§ **Aim**
Search the material below for the word "الله". Copy every line that has it.
==*==
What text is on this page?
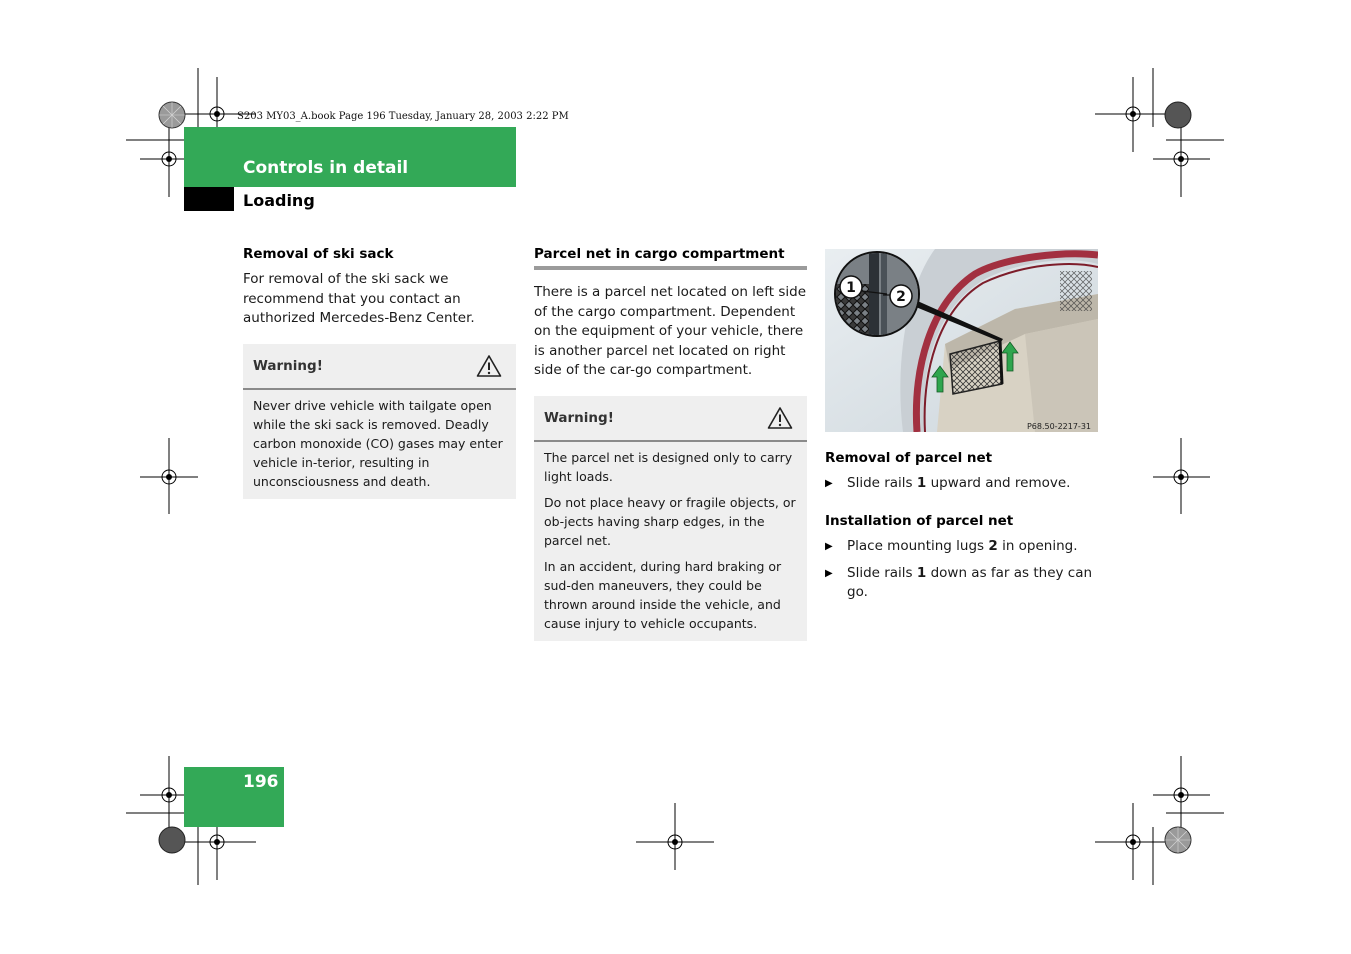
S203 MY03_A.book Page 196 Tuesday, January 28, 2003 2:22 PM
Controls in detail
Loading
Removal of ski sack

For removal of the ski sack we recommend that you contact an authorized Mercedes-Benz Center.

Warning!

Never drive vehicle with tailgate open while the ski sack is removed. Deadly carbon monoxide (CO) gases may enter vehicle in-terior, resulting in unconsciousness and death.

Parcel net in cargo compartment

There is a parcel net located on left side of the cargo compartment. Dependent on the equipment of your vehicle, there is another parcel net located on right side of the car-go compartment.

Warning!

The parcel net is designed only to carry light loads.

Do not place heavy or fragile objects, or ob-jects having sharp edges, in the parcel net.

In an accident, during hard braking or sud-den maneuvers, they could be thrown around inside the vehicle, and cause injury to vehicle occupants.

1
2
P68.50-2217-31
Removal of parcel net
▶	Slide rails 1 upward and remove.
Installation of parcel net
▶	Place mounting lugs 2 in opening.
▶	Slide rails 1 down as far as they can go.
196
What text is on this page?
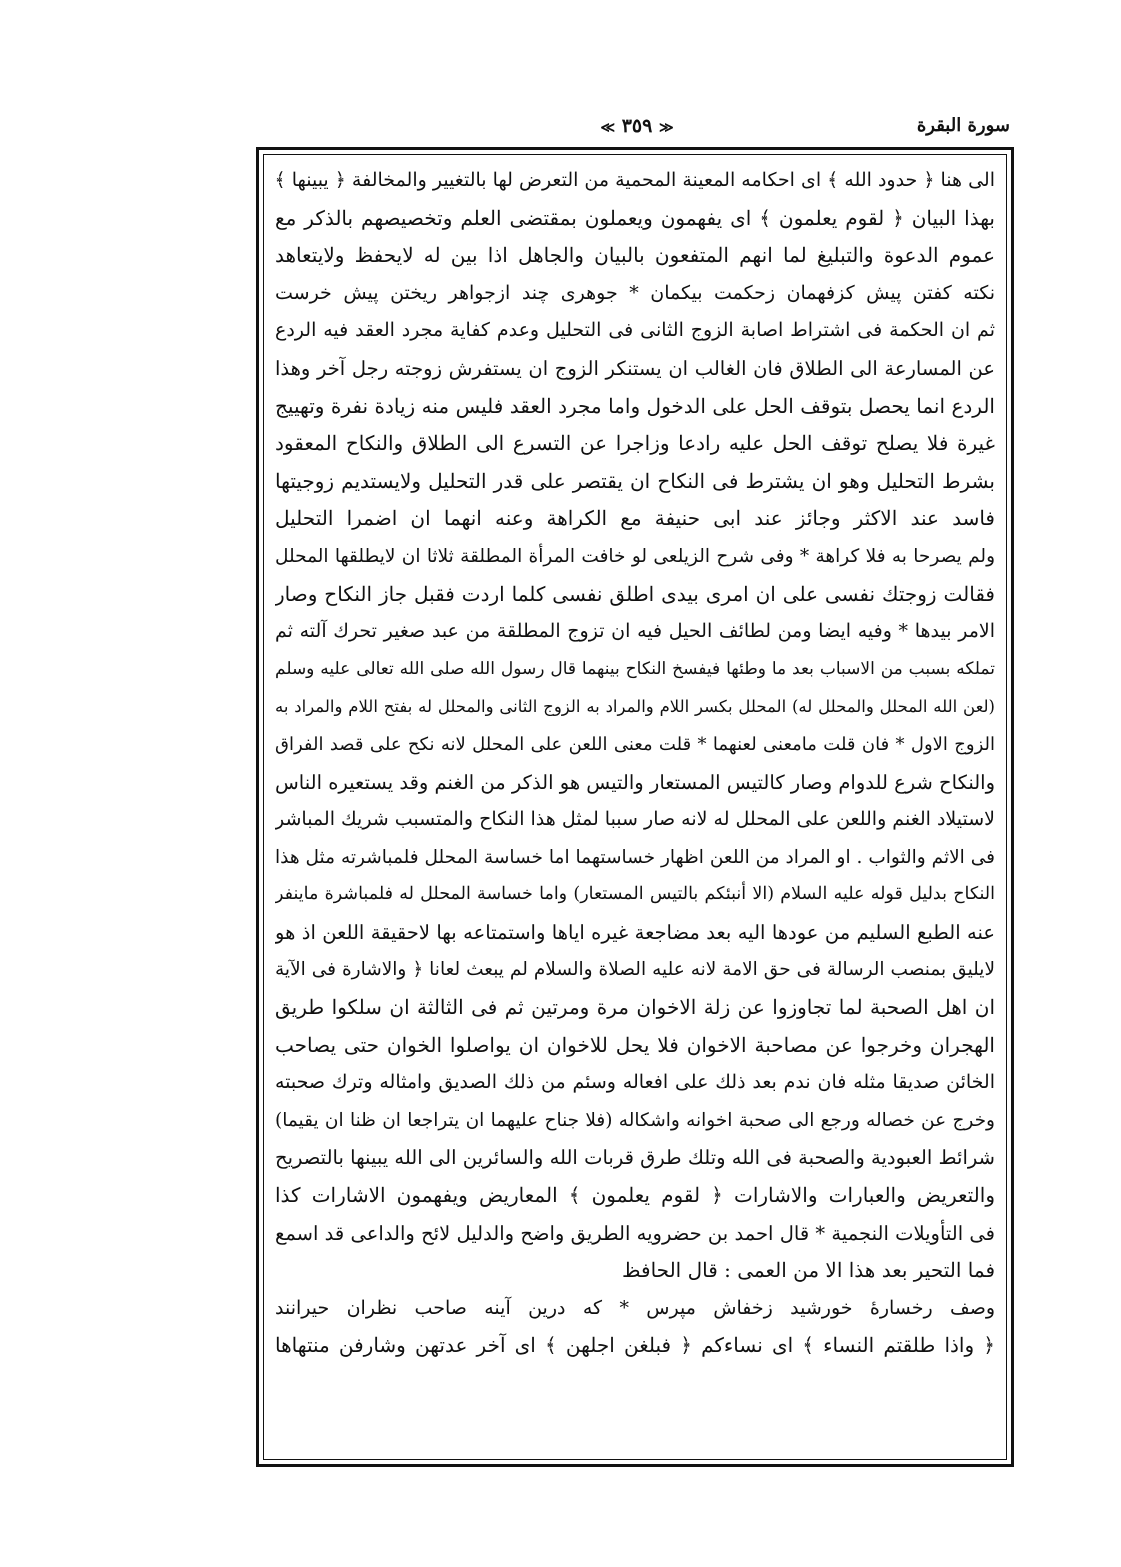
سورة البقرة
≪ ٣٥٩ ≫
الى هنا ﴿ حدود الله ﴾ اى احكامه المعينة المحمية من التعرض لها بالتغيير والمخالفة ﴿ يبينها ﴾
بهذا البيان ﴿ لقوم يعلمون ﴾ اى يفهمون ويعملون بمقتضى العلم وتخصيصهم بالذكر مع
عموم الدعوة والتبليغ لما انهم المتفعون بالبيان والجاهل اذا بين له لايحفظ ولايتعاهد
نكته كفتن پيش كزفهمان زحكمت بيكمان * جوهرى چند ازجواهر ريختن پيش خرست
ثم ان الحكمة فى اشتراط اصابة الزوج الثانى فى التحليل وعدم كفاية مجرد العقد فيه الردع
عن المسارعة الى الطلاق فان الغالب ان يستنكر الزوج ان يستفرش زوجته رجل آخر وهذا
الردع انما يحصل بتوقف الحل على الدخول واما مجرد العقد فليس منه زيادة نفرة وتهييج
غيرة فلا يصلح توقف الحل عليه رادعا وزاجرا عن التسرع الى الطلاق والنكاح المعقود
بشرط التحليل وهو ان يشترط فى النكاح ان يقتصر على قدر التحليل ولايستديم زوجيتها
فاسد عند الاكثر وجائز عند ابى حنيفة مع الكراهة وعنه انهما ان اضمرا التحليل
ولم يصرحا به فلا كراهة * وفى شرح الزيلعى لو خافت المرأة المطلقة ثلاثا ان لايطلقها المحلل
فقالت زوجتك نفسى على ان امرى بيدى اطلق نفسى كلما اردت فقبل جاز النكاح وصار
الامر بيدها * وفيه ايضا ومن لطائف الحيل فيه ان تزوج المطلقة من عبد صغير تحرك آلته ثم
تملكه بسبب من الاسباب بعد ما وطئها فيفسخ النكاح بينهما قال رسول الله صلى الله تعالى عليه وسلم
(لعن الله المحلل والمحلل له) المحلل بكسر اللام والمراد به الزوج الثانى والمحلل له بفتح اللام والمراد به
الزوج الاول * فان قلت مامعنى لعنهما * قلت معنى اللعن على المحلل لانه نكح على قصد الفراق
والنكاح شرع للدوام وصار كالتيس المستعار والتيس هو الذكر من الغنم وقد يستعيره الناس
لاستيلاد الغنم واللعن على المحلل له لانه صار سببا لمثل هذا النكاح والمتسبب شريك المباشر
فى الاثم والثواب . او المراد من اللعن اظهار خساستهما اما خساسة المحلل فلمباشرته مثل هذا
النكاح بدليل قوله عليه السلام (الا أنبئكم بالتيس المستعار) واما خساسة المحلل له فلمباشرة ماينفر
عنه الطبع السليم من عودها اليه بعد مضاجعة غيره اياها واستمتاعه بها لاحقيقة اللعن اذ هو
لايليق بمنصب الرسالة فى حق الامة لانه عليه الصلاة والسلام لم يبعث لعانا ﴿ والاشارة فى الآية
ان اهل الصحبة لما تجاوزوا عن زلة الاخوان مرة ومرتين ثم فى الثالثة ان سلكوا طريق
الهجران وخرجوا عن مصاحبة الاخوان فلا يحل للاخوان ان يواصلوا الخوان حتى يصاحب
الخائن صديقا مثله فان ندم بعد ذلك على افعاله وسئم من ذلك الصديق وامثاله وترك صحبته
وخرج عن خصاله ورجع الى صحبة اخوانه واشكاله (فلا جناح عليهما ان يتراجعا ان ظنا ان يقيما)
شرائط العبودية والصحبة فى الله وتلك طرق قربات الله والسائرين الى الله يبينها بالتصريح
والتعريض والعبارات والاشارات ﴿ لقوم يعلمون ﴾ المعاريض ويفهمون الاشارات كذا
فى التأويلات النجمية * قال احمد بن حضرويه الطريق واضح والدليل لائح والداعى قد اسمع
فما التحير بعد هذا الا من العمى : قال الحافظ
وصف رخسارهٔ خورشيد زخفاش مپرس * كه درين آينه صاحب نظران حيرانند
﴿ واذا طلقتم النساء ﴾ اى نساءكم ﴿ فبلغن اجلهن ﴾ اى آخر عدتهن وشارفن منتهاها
==*==
§ **Answer in full**
الى هنا ﴿ حدود الله ﴾ اى احكامه المعينة المحمية من التعرض لها بالتغيير والمخالفة ﴿ يبينها ﴾
تملكه بسبب من الاسباب بعد ما وطئها فيفسخ النكاح بينهما قال رسول الله صلى الله تعالى عليه وسلم
(لعن الله المحلل والمحلل له) المحلل بكسر اللام والمراد به الزوج الثانى والمحلل له بفتح اللام والمراد به
شرائط العبودية والصحبة فى الله وتلك طرق قربات الله والسائرين الى الله يبينها بالتصريح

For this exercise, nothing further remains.